READING PASSAGE:
After you’ve been here a while you’ll probably have a sense that there is just some thing more needed for you to develop life within this community. Because really if you stay in the entrance if all you ever see is the foyer environment – you’ re probably not going to meet to many people in any kinda depth level.
And so if you find yourself looking for community and relationship at a different level then we’ve got to go to a different room in the house.
II Finding Friends in the Living Room
See, when people visit your home or mine and they get past the foyer. Usually we take them to the family room or the living room where there are big couches and soft chairs and a coffee table for coffee or at our house it’s usually for nachos.
But whatever whether it’s nachos or coffee, the living room is just a better environment for interacting and for getting to know one another than the foyer. We move from being a quest in the foyer to friends in the living room.
And so if that’s you and you’ve been here for a while and maybe you’re looking for some thing more than the weekend service and something a little more intimate than 100’s of people at a time well then, maybe the living room is for you.
Now, in our church if I’m gonna be honest we’re kinda remodelling the living room, with hopes that it will soon be a space that can help provide an environment for many of you to move from being a guest to becoming a friend. And really we’re remodelling and renovating our living room physically, but also as an organization.
At Lakeview our living room environments are where we like to create spaces and places where people can get out of this big crowd and let you begin to relationally connect with people of the same age and stage of life, that’s the living room.
Really, the living room is where people engage in this church and these environments are provided in a lot of different spots;
H. S. ministry – Great place with usually 50 or so students to hang out and get to know one another.
Kids ministry – has specifically designed its program so it’s not all big crowds – foyer stuff.
Young Adults – this fall – starting a time on Sunday nights specifically for young adults go get together – relationship.
Alpha – Group of about 50 – 60 people – great way to meet people – develop friends and find God.
Taste of community – Designed to connect people together (new program this fall.)
Backyard BBQ’s - all summer – hopefully it continues.
Physically ample opportunity when phase II of our facility opens – coffee shop, other areas just sit and talk across tables. I’m picturing a really big living room – like 10,000 square feet.
Now, I said our living room here at the church is being remodelled – well that not just physically, we’ve also known for a while that we need to do a better job at connecting people to each other in this community and
so we’ve also done some remodelling on staff. Jacqueline Kroeker started here in July and she is our new Connections Pastor.
Her whole job is about renovating the living room so we can find deeper levels of relationship and friendship and connecting points at this
Church.Remember that name Jacqueline Kroeker, she’s gonna lead us to the living room.
Now, let me show you how Jesus did this whole living room thing – great story.
Luke 5:27-32 right at the beginning of Jesus public life.
And at this point in his ministry Jesus was choosing his closest followers – 12 disciples. He’s choosing the guys who would spend the next 3 years with Him and eventually lead the movement after He died.
And so he sees Levi sitting there, a tax collector and it says that Levi was a sinner, a bit of a crook. He took a little extra money from the people and lined his pockets with it.
Great story, because Jesus obviously knew that Levi’s destiny and potential was more than him becoming just a better and better thief. Let’s read it.

Spatial layout entries:

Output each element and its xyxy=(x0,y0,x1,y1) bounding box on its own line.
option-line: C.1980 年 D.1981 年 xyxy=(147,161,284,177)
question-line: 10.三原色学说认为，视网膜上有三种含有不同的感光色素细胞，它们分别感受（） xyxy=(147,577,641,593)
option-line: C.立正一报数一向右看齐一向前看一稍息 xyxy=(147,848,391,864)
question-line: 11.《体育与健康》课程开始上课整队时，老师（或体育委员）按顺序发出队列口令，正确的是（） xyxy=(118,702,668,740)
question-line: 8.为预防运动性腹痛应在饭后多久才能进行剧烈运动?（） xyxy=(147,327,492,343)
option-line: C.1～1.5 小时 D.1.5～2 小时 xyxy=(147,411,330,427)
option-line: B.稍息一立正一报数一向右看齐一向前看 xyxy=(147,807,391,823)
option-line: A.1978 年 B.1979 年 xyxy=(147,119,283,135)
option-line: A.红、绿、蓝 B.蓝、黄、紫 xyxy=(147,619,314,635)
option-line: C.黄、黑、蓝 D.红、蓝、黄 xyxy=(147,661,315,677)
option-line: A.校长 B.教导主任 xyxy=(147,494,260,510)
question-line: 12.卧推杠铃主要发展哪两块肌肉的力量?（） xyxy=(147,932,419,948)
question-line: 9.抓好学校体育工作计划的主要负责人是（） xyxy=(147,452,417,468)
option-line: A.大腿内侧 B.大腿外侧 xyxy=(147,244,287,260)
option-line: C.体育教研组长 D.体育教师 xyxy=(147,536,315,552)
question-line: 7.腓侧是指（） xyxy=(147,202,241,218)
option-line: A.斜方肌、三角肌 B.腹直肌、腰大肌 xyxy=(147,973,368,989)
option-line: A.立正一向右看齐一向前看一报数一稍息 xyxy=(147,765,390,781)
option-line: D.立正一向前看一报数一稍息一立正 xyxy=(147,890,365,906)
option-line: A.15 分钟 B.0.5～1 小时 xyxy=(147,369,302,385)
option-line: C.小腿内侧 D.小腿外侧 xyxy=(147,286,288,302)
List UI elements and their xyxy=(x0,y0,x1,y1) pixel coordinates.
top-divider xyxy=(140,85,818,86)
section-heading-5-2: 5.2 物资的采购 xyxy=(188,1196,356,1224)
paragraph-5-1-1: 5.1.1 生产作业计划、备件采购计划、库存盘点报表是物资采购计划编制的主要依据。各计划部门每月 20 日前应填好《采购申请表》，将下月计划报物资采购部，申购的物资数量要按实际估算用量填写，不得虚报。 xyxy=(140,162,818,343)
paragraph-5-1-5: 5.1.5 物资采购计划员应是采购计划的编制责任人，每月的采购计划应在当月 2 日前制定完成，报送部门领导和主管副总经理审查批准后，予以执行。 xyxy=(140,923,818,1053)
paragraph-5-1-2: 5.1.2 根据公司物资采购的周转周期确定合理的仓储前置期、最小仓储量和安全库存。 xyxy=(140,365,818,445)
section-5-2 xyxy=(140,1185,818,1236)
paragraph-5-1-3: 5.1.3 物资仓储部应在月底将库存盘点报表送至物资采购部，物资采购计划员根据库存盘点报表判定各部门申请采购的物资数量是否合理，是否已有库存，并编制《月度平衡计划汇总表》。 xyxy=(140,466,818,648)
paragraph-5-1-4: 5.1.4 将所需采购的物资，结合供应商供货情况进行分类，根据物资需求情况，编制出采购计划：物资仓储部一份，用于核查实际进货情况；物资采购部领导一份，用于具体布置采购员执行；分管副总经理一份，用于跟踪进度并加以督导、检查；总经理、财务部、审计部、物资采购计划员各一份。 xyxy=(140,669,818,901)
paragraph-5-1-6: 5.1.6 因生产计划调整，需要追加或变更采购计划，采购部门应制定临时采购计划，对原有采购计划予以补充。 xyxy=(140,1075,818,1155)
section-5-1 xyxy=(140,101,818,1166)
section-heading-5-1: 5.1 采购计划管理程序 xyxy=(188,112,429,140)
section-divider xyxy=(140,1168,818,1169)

WRITTEN INSTRUCTION A:
According to the sermon excerpt, what position does Jacqueline Kroeker hold?
WRITTEN INSTRUCTION B:
Repeat the spatial layout rows verbatim, from the first row through the row that contains "option-line: A.立正一向右看齐一向前看一报数一稍息 xyxy=(147,765,390,781)".

TASK SOLUTION A:
She is the new Connections Pastor.

TASK SOLUTION B:
Output each element and its xyxy=(x0,y0,x1,y1) bounding box on its own line.
option-line: C.1980 年 D.1981 年 xyxy=(147,161,284,177)
question-line: 10.三原色学说认为，视网膜上有三种含有不同的感光色素细胞，它们分别感受（） xyxy=(147,577,641,593)
option-line: C.立正一报数一向右看齐一向前看一稍息 xyxy=(147,848,391,864)
question-line: 11.《体育与健康》课程开始上课整队时，老师（或体育委员）按顺序发出队列口令，正确的是（） xyxy=(118,702,668,740)
question-line: 8.为预防运动性腹痛应在饭后多久才能进行剧烈运动?（） xyxy=(147,327,492,343)
option-line: C.1～1.5 小时 D.1.5～2 小时 xyxy=(147,411,330,427)
option-line: B.稍息一立正一报数一向右看齐一向前看 xyxy=(147,807,391,823)
option-line: A.1978 年 B.1979 年 xyxy=(147,119,283,135)
option-line: A.红、绿、蓝 B.蓝、黄、紫 xyxy=(147,619,314,635)
option-line: C.黄、黑、蓝 D.红、蓝、黄 xyxy=(147,661,315,677)
option-line: A.校长 B.教导主任 xyxy=(147,494,260,510)
question-line: 12.卧推杠铃主要发展哪两块肌肉的力量?（） xyxy=(147,932,419,948)
question-line: 9.抓好学校体育工作计划的主要负责人是（） xyxy=(147,452,417,468)
option-line: A.大腿内侧 B.大腿外侧 xyxy=(147,244,287,260)
option-line: C.体育教研组长 D.体育教师 xyxy=(147,536,315,552)
question-line: 7.腓侧是指（） xyxy=(147,202,241,218)
option-line: A.斜方肌、三角肌 B.腹直肌、腰大肌 xyxy=(147,973,368,989)
option-line: A.立正一向右看齐一向前看一报数一稍息 xyxy=(147,765,390,781)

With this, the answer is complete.